* WRITTEN REQUEST
Output every line of the data exactly as it appears.

* DATA PROVIDED

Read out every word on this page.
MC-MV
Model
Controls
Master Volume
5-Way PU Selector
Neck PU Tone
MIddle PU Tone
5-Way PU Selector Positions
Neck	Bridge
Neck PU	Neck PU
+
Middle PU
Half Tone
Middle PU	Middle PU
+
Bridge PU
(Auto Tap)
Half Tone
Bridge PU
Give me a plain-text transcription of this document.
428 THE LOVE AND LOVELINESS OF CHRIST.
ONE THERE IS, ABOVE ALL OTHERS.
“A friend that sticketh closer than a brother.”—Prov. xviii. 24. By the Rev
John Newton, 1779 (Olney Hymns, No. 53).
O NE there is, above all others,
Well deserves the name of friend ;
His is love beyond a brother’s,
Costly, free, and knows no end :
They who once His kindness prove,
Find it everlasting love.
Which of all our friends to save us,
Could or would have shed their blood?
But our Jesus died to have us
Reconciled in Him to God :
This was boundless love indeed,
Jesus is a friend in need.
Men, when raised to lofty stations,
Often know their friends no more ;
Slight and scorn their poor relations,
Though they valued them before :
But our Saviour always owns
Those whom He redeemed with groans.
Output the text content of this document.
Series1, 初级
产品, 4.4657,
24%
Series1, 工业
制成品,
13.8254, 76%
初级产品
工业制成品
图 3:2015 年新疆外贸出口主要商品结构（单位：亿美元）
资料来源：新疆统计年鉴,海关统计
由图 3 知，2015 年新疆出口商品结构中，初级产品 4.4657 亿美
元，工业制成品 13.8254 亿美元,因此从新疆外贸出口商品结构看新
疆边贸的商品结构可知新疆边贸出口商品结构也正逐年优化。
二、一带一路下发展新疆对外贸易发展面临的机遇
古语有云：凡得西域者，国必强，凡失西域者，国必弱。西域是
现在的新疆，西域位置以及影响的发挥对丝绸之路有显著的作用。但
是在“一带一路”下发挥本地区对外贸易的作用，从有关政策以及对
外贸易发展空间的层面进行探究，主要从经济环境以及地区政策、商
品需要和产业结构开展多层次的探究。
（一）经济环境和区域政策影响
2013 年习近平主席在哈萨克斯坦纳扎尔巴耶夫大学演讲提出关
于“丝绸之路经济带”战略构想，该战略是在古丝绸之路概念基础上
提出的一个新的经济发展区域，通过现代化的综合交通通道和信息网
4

* SOLUTION TO THIS PROBLEM
Read out every word on this page.
MC-MV
Model
Controls
Master Volume
5-Way PU Selector
Neck PU Tone
MIddle PU Tone
5-Way PU Selector Positions
Neck	Bridge
Neck PU	Neck PU
+
Middle PU
Half Tone
Middle PU	Middle PU
+
Bridge PU
(Auto Tap)
Half Tone
Bridge PU
Give me a plain-text transcription of this document.
428 THE LOVE AND LOVELINESS OF CHRIST.
ONE THERE IS, ABOVE ALL OTHERS.
“A friend that sticketh closer than a brother.”—Prov. xviii. 24. By the Rev
John Newton, 1779 (Olney Hymns, No. 53).
O NE there is, above all others,
Well deserves the name of friend ;
His is love beyond a brother’s,
Costly, free, and knows no end :
They who once His kindness prove,
Find it everlasting love.
Which of all our friends to save us,
Could or would have shed their blood?
But our Jesus died to have us
Reconciled in Him to God :
This was boundless love indeed,
Jesus is a friend in need.
Men, when raised to lofty stations,
Often know their friends no more ;
Slight and scorn their poor relations,
Though they valued them before :
But our Saviour always owns
Those whom He redeemed with groans.
Output the text content of this document.
Series1, 初级
产品, 4.4657,
24%
Series1, 工业
制成品,
13.8254, 76%
初级产品
工业制成品
图 3:2015 年新疆外贸出口主要商品结构（单位：亿美元）
资料来源：新疆统计年鉴,海关统计
由图 3 知，2015 年新疆出口商品结构中，初级产品 4.4657 亿美
元，工业制成品 13.8254 亿美元,因此从新疆外贸出口商品结构看新
疆边贸的商品结构可知新疆边贸出口商品结构也正逐年优化。
二、一带一路下发展新疆对外贸易发展面临的机遇
古语有云：凡得西域者，国必强，凡失西域者，国必弱。西域是
现在的新疆，西域位置以及影响的发挥对丝绸之路有显著的作用。但
是在“一带一路”下发挥本地区对外贸易的作用，从有关政策以及对
外贸易发展空间的层面进行探究，主要从经济环境以及地区政策、商
品需要和产业结构开展多层次的探究。
（一）经济环境和区域政策影响
2013 年习近平主席在哈萨克斯坦纳扎尔巴耶夫大学演讲提出关
于“丝绸之路经济带”战略构想，该战略是在古丝绸之路概念基础上
提出的一个新的经济发展区域，通过现代化的综合交通通道和信息网
4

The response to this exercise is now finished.